- [Extracted data entries]
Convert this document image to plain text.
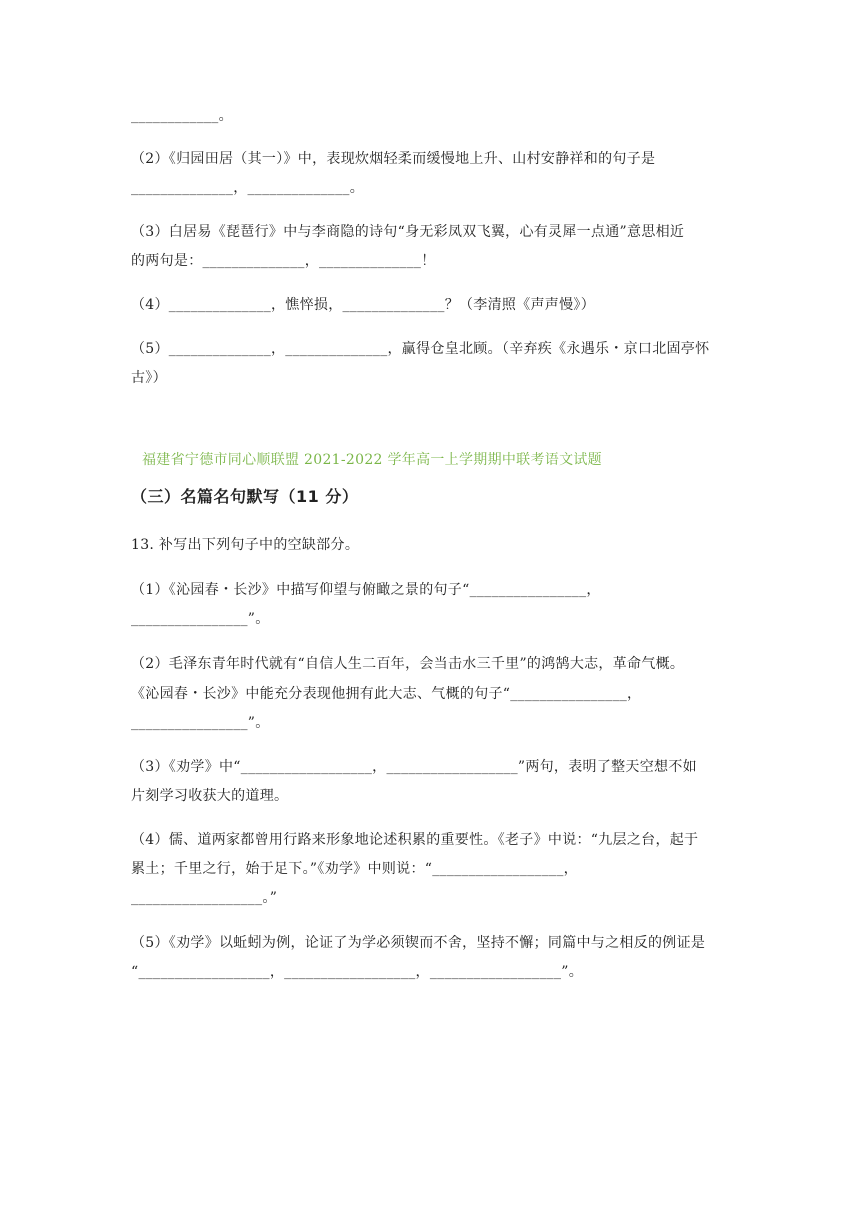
____________。
（2）《归园田居（其一）》中，表现炊烟轻柔而缓慢地上升、山村安静祥和的句子是
______________，______________。
（3）白居易《琵琶行》中与李商隐的诗句“身无彩凤双飞翼，心有灵犀一点通”意思相近
的两句是：______________，______________！
（4）______________，憔悴损，______________？（李清照《声声慢》）
（5）______________，______________，赢得仓皇北顾。（辛弃疾《永遇乐・京口北固亭怀
古》）
福建省宁德市同心顺联盟 2021-2022 学年高一上学期期中联考语文试题
（三）名篇名句默写（11 分）
13. 补写出下列句子中的空缺部分。
（1）《沁园春・长沙》中描写仰望与俯瞰之景的句子“________________，
________________”。
（2）毛泽东青年时代就有“自信人生二百年，会当击水三千里”的鸿鹄大志，革命气概。
《沁园春・长沙》中能充分表现他拥有此大志、气概的句子“________________，
________________”。
（3）《劝学》中“__________________，__________________”两句，表明了整天空想不如
片刻学习收获大的道理。
（4）儒、道两家都曾用行路来形象地论述积累的重要性。《老子》中说：“九层之台，起于
累土；千里之行，始于足下。”《劝学》中则说：“__________________，
__________________。”
（5）《劝学》以蚯蚓为例，论证了为学必须锲而不舍，坚持不懈；同篇中与之相反的例证是
“__________________，__________________，__________________”。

- [PROMPT]
Exactly reproduce each record, leaving out any pictures.

- [EXERCISE RESULT]
Convert this document image to plain text.
____________。
（2）《归园田居（其一）》中，表现炊烟轻柔而缓慢地上升、山村安静祥和的句子是
______________，______________。
（3）白居易《琵琶行》中与李商隐的诗句“身无彩凤双飞翼，心有灵犀一点通”意思相近
的两句是：______________，______________！
（4）______________，憔悴损，______________？（李清照《声声慢》）
（5）______________，______________，赢得仓皇北顾。（辛弃疾《永遇乐・京口北固亭怀
古》）
福建省宁德市同心顺联盟 2021-2022 学年高一上学期期中联考语文试题
（三）名篇名句默写（11 分）
13. 补写出下列句子中的空缺部分。
（1）《沁园春・长沙》中描写仰望与俯瞰之景的句子“________________，
________________”。
（2）毛泽东青年时代就有“自信人生二百年，会当击水三千里”的鸿鹄大志，革命气概。
《沁园春・长沙》中能充分表现他拥有此大志、气概的句子“________________，
________________”。
（3）《劝学》中“__________________，__________________”两句，表明了整天空想不如
片刻学习收获大的道理。
（4）儒、道两家都曾用行路来形象地论述积累的重要性。《老子》中说：“九层之台，起于
累土；千里之行，始于足下。”《劝学》中则说：“__________________，
__________________。”
（5）《劝学》以蚯蚓为例，论证了为学必须锲而不舍，坚持不懈；同篇中与之相反的例证是
“__________________，__________________，__________________”。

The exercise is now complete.